PROBLEM DESCRIPTION:
Collect every line in the records below that contains the word "color".

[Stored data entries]
#####

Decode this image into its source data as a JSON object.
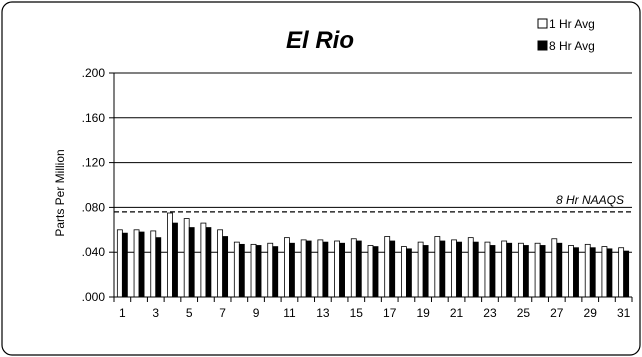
{
  "chart_data": {
    "type": "bar",
    "title": "El Rio",
    "xlabel": "",
    "ylabel": "Parts Per Million",
    "categories": [
      1,
      2,
      3,
      4,
      5,
      6,
      7,
      8,
      9,
      10,
      11,
      12,
      13,
      14,
      15,
      16,
      17,
      18,
      19,
      20,
      21,
      22,
      23,
      24,
      25,
      26,
      27,
      28,
      29,
      30,
      31
    ],
    "x_tick_labels": [
      "1",
      "3",
      "5",
      "7",
      "9",
      "11",
      "13",
      "15",
      "17",
      "19",
      "21",
      "23",
      "25",
      "27",
      "29",
      "31"
    ],
    "y_tick_labels": [
      ".000",
      ".040",
      ".080",
      ".120",
      ".160",
      ".200"
    ],
    "y_ticks": [
      0,
      0.04,
      0.08,
      0.12,
      0.16,
      0.2
    ],
    "ylim": [
      0,
      0.2
    ],
    "grid": true,
    "legend_position": "top-right",
    "series": [
      {
        "name": "1 Hr Avg",
        "color": "#ffffff",
        "values": [
          0.06,
          0.06,
          0.059,
          0.075,
          0.07,
          0.066,
          0.06,
          0.049,
          0.047,
          0.048,
          0.053,
          0.051,
          0.051,
          0.05,
          0.052,
          0.046,
          0.054,
          0.045,
          0.049,
          0.054,
          0.051,
          0.053,
          0.049,
          0.05,
          0.048,
          0.048,
          0.052,
          0.046,
          0.047,
          0.045,
          0.044
        ]
      },
      {
        "name": "8 Hr Avg",
        "color": "#000000",
        "values": [
          0.057,
          0.058,
          0.053,
          0.066,
          0.062,
          0.062,
          0.054,
          0.047,
          0.046,
          0.045,
          0.048,
          0.05,
          0.049,
          0.048,
          0.05,
          0.045,
          0.05,
          0.043,
          0.046,
          0.05,
          0.049,
          0.049,
          0.046,
          0.048,
          0.046,
          0.046,
          0.048,
          0.044,
          0.044,
          0.043,
          0.041
        ]
      }
    ],
    "reference_lines": [
      {
        "label": "8 Hr NAAQS",
        "value": 0.076,
        "style": "dashed",
        "color": "#000000"
      }
    ]
  }
}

#####

EXERCISE SOLUTION:
        "color": "#ffffff",
        "color": "#000000",
        "color": "#000000"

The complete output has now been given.